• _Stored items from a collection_
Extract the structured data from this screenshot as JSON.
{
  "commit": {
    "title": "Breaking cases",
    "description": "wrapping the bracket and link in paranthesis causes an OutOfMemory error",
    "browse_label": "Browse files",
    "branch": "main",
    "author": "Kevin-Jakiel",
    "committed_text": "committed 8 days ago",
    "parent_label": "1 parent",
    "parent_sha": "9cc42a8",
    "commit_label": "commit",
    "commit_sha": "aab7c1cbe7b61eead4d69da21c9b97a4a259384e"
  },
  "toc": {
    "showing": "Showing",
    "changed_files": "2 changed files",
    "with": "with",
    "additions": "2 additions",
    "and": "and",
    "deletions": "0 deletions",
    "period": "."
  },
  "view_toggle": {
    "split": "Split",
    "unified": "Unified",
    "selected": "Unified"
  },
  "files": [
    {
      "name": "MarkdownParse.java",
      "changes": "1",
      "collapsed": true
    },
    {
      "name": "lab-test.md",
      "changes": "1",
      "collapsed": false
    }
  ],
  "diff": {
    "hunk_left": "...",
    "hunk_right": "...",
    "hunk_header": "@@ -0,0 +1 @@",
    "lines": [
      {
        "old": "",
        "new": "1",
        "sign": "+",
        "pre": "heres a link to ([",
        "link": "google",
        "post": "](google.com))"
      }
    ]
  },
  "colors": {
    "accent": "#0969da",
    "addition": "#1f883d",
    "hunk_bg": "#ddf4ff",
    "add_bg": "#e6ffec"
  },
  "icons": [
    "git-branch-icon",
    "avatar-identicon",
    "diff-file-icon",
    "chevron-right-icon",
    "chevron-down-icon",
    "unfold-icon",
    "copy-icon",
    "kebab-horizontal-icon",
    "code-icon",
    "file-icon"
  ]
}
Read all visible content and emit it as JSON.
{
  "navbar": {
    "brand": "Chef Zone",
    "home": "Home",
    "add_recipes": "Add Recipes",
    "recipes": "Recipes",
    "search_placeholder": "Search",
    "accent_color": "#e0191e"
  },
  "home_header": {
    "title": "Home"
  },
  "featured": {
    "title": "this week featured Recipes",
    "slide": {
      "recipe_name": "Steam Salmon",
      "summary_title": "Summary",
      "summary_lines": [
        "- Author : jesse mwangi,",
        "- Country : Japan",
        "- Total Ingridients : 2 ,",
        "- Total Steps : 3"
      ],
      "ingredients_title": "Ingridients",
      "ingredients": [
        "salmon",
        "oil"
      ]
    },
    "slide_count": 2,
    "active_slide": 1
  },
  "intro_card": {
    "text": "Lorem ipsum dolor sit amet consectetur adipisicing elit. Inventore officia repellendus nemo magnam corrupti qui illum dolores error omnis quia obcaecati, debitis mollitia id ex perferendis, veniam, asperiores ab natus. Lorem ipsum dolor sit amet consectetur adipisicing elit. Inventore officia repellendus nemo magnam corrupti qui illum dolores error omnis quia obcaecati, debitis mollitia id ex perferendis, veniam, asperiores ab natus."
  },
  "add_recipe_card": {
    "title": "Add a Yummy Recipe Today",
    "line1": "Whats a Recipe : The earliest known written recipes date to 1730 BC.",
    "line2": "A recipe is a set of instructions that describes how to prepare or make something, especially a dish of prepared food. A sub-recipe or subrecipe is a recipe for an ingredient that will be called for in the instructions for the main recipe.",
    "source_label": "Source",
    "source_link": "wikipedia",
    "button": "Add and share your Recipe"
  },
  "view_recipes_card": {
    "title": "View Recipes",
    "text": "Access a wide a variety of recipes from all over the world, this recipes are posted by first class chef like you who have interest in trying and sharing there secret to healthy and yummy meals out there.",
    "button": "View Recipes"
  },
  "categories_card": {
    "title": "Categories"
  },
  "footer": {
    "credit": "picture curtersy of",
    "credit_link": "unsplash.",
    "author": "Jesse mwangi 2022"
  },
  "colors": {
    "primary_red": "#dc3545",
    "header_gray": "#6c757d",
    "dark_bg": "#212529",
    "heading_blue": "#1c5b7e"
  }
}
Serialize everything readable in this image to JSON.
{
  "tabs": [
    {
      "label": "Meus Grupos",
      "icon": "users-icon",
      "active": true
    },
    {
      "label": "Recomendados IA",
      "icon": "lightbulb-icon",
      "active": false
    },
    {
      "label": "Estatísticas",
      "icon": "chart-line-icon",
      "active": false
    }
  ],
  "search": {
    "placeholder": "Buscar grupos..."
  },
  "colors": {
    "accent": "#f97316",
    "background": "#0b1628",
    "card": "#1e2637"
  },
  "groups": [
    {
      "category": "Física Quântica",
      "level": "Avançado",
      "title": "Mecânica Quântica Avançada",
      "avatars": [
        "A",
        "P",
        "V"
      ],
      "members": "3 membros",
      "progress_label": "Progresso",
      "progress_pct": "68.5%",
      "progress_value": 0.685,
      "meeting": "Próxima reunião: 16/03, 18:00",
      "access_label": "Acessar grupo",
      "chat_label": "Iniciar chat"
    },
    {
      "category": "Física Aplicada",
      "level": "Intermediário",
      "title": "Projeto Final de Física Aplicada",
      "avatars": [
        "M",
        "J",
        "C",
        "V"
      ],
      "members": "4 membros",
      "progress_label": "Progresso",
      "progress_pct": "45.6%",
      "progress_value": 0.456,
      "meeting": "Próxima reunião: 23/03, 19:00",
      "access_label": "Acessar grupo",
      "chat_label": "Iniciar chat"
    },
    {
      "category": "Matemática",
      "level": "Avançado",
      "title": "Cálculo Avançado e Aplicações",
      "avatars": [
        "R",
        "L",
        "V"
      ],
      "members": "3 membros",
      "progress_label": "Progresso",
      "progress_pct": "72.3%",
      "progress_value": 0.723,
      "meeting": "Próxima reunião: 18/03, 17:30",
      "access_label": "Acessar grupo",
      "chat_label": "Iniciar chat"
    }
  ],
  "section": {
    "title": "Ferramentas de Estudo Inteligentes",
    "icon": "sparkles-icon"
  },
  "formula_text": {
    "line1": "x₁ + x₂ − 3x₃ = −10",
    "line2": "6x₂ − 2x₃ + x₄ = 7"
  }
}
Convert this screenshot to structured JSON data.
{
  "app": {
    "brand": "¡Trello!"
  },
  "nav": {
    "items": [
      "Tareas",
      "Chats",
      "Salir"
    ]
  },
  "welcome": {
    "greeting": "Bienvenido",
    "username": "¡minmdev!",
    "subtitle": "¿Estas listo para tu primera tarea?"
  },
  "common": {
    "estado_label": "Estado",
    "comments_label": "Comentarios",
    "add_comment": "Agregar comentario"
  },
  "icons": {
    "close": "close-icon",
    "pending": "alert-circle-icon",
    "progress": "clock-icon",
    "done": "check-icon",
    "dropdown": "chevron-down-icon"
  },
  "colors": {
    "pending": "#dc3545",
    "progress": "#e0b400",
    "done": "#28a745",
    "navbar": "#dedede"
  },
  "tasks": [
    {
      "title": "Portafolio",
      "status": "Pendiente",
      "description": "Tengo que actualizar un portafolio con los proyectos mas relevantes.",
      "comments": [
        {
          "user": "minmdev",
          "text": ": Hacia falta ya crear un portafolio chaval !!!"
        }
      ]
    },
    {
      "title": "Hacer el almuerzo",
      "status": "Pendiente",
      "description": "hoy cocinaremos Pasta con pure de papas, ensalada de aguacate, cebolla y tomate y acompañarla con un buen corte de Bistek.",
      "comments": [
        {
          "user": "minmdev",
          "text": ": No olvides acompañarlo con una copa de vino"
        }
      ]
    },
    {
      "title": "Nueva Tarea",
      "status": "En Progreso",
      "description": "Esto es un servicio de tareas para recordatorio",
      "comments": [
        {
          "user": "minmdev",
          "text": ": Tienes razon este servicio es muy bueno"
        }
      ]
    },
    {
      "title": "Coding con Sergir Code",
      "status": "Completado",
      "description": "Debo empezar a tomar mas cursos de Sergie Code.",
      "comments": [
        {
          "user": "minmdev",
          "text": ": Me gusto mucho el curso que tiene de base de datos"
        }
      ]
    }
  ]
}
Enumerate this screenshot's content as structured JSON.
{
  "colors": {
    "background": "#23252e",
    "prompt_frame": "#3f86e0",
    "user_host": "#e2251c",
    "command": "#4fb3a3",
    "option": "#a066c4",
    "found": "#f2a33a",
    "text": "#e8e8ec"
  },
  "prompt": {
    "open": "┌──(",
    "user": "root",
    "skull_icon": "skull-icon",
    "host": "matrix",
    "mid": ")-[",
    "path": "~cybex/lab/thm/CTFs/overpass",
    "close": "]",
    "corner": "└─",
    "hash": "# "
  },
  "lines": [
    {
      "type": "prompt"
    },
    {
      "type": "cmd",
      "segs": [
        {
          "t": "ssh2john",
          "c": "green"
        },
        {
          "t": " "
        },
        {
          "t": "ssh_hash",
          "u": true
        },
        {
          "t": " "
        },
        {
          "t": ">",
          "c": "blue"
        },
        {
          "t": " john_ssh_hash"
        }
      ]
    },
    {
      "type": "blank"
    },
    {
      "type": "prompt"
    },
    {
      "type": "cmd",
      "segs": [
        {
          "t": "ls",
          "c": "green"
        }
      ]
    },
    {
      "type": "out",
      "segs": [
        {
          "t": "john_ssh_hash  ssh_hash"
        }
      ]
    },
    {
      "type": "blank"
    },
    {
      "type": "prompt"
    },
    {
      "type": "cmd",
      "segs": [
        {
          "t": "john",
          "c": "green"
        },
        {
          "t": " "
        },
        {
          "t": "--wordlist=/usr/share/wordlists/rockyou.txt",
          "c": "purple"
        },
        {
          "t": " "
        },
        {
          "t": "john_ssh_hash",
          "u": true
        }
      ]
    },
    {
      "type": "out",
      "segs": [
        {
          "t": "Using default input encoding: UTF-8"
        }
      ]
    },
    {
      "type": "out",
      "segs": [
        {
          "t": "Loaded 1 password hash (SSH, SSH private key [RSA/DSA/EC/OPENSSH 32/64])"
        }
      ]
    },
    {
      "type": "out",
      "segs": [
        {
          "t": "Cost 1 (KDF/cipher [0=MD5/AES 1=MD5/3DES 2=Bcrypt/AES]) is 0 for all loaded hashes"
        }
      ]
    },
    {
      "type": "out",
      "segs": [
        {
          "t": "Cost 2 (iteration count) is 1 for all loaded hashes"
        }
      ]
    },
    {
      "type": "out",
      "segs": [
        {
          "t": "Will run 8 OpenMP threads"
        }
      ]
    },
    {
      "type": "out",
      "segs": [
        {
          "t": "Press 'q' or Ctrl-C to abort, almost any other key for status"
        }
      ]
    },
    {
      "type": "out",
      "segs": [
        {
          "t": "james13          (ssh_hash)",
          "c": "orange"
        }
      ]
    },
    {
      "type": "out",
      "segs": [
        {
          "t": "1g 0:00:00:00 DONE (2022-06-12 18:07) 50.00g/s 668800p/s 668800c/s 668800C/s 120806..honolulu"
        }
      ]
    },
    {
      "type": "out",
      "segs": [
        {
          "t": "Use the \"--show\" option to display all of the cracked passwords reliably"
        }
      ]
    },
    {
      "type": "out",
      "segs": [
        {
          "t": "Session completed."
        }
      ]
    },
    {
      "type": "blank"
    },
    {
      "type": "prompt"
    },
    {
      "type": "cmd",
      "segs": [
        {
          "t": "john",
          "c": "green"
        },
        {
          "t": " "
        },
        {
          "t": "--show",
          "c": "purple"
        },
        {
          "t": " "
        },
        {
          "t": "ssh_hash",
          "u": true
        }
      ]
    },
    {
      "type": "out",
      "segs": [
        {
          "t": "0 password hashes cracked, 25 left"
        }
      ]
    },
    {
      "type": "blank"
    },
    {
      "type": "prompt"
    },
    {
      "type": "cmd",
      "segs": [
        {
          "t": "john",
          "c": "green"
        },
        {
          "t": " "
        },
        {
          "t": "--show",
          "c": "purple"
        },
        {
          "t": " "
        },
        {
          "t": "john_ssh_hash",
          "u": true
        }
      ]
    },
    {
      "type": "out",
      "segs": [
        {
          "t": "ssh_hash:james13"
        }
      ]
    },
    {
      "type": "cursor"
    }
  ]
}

• _SET EXERCISE_
Scan the listing above and identify each line holding the string "pending"; copy every such line.

• _RESULT FOR THIS TASK_
    "pending": "alert-circle-icon",
    "pending": "#dc3545",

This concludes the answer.